*Set problem:* Search the listing for the string "Response" and copy every line that contains it.

[start Exercise data]

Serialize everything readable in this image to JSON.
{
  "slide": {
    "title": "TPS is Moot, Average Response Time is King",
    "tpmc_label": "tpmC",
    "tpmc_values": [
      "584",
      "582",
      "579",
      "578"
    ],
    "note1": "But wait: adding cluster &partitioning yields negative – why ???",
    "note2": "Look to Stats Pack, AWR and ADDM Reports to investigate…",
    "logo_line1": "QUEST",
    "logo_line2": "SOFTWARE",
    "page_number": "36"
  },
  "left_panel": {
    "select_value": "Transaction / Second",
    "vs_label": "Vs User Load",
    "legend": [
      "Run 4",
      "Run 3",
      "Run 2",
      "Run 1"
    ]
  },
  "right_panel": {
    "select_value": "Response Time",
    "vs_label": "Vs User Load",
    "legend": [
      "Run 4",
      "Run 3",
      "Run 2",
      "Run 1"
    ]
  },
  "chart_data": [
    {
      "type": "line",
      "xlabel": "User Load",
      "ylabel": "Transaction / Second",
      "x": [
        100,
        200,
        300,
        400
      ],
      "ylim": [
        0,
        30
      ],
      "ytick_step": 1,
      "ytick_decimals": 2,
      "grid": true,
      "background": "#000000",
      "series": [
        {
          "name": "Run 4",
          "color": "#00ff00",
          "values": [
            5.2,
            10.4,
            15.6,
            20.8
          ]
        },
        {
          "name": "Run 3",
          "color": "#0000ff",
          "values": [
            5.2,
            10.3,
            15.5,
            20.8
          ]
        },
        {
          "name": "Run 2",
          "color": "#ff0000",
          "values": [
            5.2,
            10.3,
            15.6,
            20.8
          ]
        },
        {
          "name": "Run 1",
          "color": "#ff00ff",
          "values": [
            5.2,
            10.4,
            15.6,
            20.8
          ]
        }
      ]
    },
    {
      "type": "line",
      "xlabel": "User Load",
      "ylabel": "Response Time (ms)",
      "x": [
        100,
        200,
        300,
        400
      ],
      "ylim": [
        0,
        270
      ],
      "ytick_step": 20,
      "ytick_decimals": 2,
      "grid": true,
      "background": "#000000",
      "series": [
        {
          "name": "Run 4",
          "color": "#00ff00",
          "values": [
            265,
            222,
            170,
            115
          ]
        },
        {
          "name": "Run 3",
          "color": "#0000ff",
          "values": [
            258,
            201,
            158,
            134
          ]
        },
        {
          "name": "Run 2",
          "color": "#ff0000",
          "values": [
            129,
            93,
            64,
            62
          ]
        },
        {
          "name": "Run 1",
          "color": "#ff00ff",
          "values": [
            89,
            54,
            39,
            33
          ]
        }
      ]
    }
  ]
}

[end Exercise data]

*Full solution:*
    "title": "TPS is Moot, Average Response Time is King",
    "select_value": "Response Time",
      "ylabel": "Response Time (ms)",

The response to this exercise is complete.